Exercise details:
Search the material for the string "product", then report how many lines hold it, with no other text.

=== Data excerpts ===

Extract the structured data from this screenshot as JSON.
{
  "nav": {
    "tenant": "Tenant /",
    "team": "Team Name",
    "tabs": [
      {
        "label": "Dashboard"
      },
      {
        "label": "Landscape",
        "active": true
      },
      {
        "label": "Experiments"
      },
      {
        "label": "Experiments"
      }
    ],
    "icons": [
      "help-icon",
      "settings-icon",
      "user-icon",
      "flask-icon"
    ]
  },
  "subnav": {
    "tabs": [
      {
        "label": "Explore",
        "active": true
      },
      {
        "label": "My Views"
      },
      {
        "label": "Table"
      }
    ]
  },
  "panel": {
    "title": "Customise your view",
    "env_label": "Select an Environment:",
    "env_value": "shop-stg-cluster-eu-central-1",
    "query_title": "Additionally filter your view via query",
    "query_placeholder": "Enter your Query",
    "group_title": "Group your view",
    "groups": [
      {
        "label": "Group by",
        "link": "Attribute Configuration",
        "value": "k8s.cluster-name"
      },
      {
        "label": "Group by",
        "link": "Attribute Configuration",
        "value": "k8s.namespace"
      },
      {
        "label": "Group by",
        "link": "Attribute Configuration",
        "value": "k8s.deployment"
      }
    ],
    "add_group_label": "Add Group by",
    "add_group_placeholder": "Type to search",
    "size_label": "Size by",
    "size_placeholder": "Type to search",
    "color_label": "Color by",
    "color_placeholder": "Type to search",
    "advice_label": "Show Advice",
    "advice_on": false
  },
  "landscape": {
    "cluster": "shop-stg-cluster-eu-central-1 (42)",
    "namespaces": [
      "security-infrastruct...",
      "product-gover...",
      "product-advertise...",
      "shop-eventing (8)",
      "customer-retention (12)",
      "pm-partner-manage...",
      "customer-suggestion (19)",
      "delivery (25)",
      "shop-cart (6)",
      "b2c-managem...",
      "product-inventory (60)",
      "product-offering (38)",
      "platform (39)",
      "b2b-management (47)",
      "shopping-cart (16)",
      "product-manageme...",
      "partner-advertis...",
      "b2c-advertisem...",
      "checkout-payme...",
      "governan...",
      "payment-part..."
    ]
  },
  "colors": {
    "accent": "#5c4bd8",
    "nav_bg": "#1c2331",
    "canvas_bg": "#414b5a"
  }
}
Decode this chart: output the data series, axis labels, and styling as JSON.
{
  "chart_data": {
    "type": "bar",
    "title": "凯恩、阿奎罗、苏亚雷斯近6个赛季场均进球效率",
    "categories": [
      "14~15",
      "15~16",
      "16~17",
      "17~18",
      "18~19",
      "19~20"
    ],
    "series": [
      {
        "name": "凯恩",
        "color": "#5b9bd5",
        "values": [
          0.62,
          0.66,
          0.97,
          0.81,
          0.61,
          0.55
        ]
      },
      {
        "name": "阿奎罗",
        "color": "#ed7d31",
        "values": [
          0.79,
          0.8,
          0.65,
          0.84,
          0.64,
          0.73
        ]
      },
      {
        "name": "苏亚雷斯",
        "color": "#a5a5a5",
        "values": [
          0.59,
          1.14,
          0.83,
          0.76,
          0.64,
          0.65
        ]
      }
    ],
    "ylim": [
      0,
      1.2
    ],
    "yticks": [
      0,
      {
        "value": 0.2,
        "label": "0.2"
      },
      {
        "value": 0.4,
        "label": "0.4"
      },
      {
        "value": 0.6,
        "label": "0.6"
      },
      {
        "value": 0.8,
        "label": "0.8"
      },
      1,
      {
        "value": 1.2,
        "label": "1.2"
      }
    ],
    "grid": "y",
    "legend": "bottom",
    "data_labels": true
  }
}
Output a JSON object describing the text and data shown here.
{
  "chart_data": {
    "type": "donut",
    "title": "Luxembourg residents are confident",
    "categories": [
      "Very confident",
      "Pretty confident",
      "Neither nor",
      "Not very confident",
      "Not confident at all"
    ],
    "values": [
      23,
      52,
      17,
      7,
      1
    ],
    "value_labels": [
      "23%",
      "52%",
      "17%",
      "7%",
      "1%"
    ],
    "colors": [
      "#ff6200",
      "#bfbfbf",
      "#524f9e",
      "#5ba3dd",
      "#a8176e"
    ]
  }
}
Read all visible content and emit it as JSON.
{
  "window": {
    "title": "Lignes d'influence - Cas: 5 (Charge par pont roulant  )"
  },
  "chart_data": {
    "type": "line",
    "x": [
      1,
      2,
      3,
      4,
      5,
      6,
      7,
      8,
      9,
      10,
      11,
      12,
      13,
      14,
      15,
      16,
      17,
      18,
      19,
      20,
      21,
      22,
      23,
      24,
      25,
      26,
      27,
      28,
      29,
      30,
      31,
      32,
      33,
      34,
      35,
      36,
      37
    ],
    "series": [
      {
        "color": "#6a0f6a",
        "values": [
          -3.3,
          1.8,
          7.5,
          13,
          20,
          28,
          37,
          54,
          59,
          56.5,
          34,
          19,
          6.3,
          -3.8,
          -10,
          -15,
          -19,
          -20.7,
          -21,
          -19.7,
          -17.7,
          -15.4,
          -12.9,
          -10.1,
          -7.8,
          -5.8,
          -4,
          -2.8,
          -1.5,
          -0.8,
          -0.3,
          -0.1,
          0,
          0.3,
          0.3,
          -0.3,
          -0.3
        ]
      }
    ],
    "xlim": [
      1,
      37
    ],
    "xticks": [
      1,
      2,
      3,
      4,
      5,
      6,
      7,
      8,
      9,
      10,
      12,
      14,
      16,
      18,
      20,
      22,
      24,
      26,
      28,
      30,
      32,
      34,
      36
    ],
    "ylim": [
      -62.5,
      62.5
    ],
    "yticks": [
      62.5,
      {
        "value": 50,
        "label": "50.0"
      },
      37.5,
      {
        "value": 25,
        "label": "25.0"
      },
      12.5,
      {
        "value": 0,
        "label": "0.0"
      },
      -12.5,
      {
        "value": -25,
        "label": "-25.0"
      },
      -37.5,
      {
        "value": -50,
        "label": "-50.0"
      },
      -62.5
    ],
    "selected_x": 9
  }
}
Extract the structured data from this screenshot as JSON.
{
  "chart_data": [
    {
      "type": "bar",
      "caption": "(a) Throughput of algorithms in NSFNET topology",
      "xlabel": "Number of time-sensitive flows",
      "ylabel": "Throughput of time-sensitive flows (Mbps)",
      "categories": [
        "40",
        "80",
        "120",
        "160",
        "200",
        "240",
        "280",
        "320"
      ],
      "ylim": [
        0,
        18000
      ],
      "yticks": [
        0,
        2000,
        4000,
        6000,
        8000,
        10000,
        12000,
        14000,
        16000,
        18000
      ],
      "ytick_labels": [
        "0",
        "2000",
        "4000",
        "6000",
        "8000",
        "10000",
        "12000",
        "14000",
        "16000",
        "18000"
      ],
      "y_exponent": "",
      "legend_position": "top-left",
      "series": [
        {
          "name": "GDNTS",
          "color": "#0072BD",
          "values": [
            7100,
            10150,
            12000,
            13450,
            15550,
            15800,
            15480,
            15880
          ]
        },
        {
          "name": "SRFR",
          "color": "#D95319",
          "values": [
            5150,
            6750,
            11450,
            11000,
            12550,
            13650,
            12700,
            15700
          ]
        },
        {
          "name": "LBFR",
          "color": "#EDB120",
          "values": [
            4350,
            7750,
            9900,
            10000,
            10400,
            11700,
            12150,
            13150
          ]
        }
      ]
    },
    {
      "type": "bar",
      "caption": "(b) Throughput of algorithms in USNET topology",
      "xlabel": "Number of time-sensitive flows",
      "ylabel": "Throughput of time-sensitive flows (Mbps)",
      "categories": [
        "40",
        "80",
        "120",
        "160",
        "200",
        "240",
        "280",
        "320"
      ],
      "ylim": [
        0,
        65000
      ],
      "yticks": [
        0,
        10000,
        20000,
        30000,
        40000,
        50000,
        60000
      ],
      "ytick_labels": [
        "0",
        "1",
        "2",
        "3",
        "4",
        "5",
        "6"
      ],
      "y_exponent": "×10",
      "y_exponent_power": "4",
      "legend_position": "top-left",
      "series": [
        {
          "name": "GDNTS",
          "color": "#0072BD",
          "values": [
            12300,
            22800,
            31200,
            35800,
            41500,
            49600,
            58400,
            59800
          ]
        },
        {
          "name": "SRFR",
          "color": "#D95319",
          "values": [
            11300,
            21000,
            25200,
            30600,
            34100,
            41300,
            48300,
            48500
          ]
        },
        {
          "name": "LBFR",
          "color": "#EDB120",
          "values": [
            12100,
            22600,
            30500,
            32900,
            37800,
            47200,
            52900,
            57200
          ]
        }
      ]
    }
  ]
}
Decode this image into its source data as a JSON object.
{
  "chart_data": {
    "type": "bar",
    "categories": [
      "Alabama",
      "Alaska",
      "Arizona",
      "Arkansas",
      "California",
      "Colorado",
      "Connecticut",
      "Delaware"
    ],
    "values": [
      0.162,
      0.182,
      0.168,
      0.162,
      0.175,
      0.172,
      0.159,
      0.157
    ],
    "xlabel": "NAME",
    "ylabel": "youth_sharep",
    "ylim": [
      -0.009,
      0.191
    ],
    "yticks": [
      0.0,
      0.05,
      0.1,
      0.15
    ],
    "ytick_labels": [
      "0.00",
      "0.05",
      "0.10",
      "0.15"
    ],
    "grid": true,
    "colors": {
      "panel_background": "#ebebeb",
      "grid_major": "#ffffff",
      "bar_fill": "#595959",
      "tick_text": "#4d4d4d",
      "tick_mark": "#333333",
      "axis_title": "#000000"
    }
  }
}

===

Solution to this task:
5